Stored entries
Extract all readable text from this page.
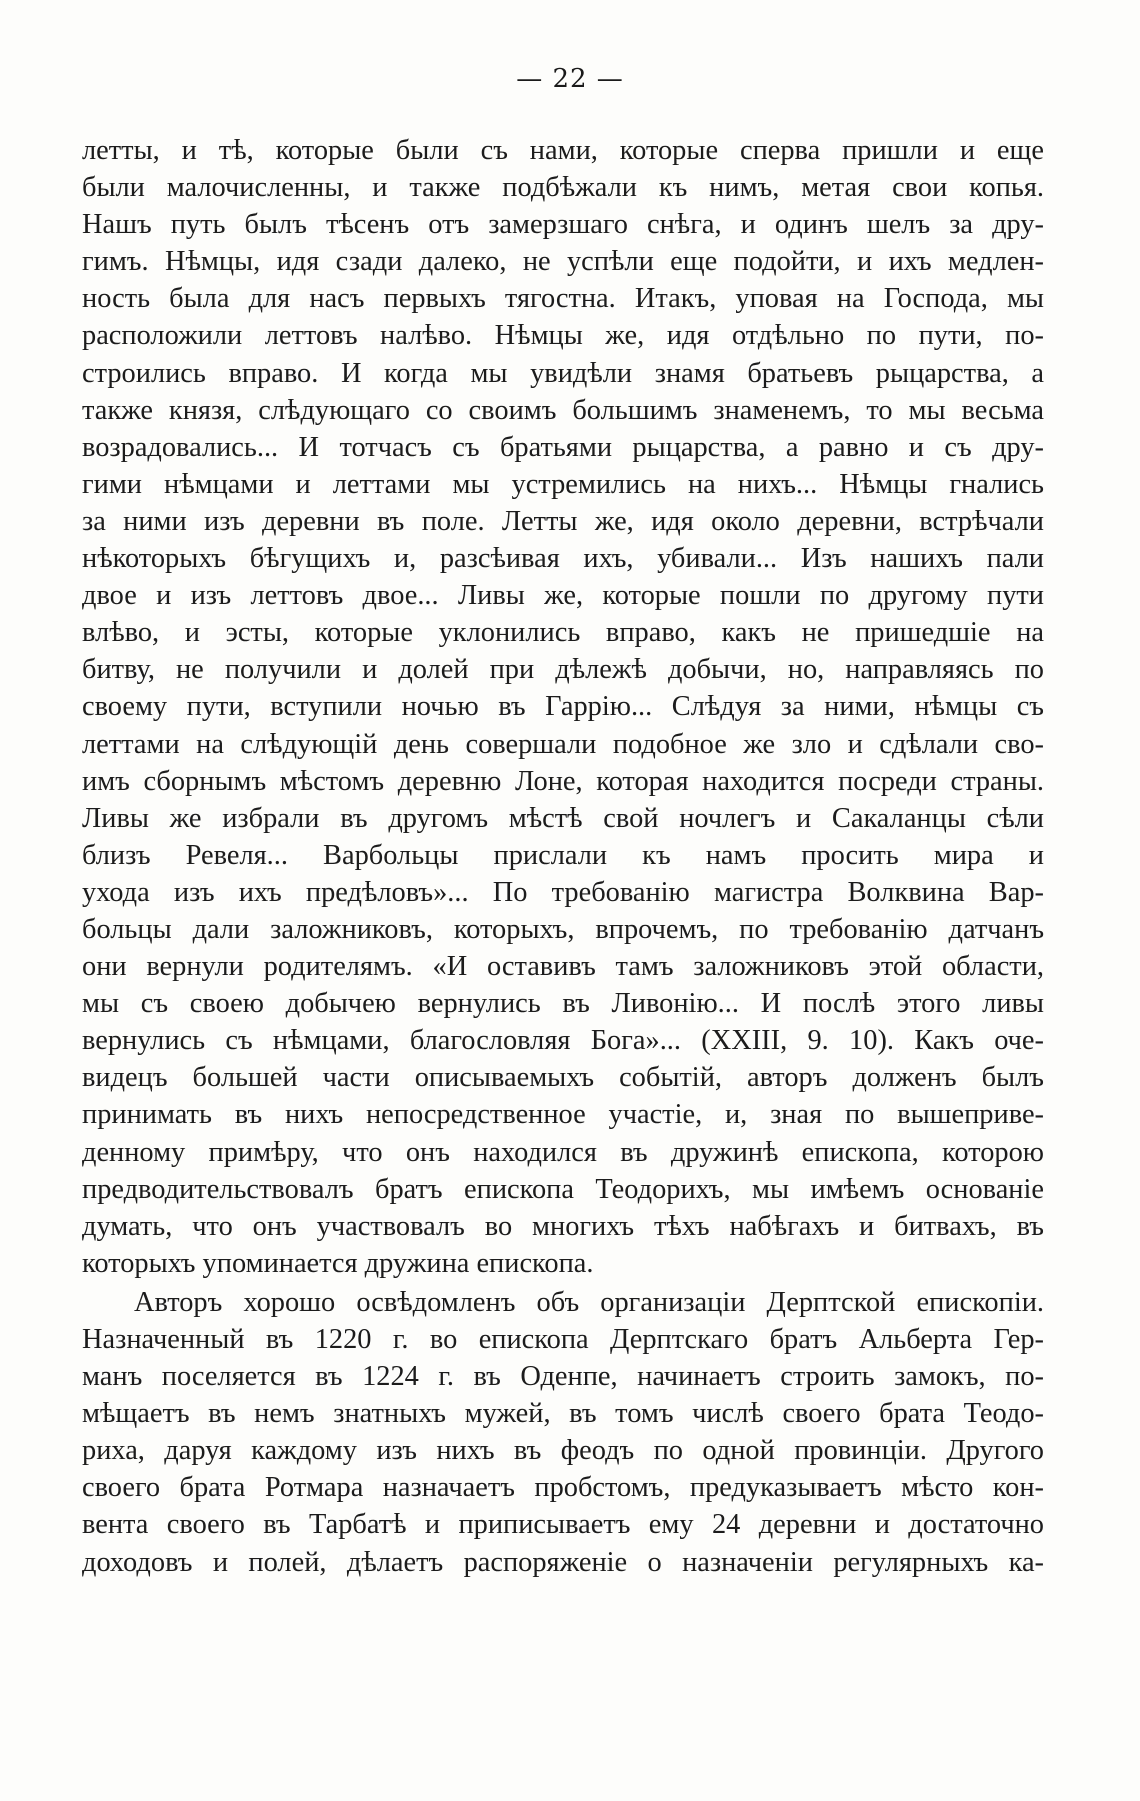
— 22 —
летты, и тѣ, которые были съ нами, которые сперва пришли и еще
были малочисленны, и также подбѣжали къ нимъ, метая свои копья.
Нашъ путь былъ тѣсенъ отъ замерзшаго снѣга, и одинъ шелъ за дру-
гимъ. Нѣмцы, идя сзади далеко, не успѣли еще подойти, и ихъ медлен-
ность была для насъ первыхъ тягостна. Итакъ, уповая на Господа, мы
расположили леттовъ налѣво. Нѣмцы же, идя отдѣльно по пути, по-
строились вправо. И когда мы увидѣли знамя братьевъ рыцарства, а
также князя, слѣдующаго со своимъ большимъ знаменемъ, то мы весьма
возрадовались... И тотчасъ съ братьями рыцарства, а равно и съ дру-
гими нѣмцами и леттами мы устремились на нихъ... Нѣмцы гнались
за ними изъ деревни въ поле. Летты же, идя около деревни, встрѣчали
нѣкоторыхъ бѣгущихъ и, разсѣивая ихъ, убивали... Изъ нашихъ пали
двое и изъ леттовъ двое... Ливы же, которые пошли по другому пути
влѣво, и эсты, которые уклонились вправо, какъ не пришедшіе на
битву, не получили и долей при дѣлежѣ добычи, но, направляясь по
своему пути, вступили ночью въ Гаррію... Слѣдуя за ними, нѣмцы съ
леттами на слѣдующій день совершали подобное же зло и сдѣлали сво-
имъ сборнымъ мѣстомъ деревню Лоне, которая находится посреди страны.
Ливы же избрали въ другомъ мѣстѣ свой ночлегъ и Сакаланцы сѣли
близъ Ревеля... Варбольцы прислали къ намъ просить мира и
ухода изъ ихъ предѣловъ»... По требованію магистра Волквина Вар-
больцы дали заложниковъ, которыхъ, впрочемъ, по требованію датчанъ
они вернули родителямъ. «И оставивъ тамъ заложниковъ этой области,
мы съ своею добычею вернулись въ Ливонію... И послѣ этого ливы
вернулись съ нѣмцами, благословляя Бога»... (XXIII, 9. 10). Какъ оче-
видецъ большей части описываемыхъ событій, авторъ долженъ былъ
принимать въ нихъ непосредственное участіе, и, зная по вышеприве-
денному примѣру, что онъ находился въ дружинѣ епископа, которою
предводительствовалъ братъ епископа Теодорихъ, мы имѣемъ основаніе
думать, что онъ участвовалъ во многихъ тѣхъ набѣгахъ и битвахъ, въ
которыхъ упоминается дружина епископа.
Авторъ хорошо освѣдомленъ объ организаціи Дерптской епископіи.
Назначенный въ 1220 г. во епископа Дерптскаго братъ Альберта Гер-
манъ поселяется въ 1224 г. въ Оденпе, начинаетъ строить замокъ, по-
мѣщаетъ въ немъ знатныхъ мужей, въ томъ числѣ своего брата Теодо-
риха, даруя каждому изъ нихъ въ феодъ по одной провинціи. Другого
своего брата Ротмара назначаетъ пробстомъ, предуказываетъ мѣсто кон-
вента своего въ Тарбатѣ и приписываетъ ему 24 деревни и достаточно
доходовъ и полей, дѣлаетъ распоряженіе о назначеніи регулярныхъ ка-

Given problem
Which lines include the word "также"? Copy every one of them.

Exercise result
были малочисленны, и также подбѣжали къ нимъ, метая свои копья.
также князя, слѣдующаго со своимъ большимъ знаменемъ, то мы весьма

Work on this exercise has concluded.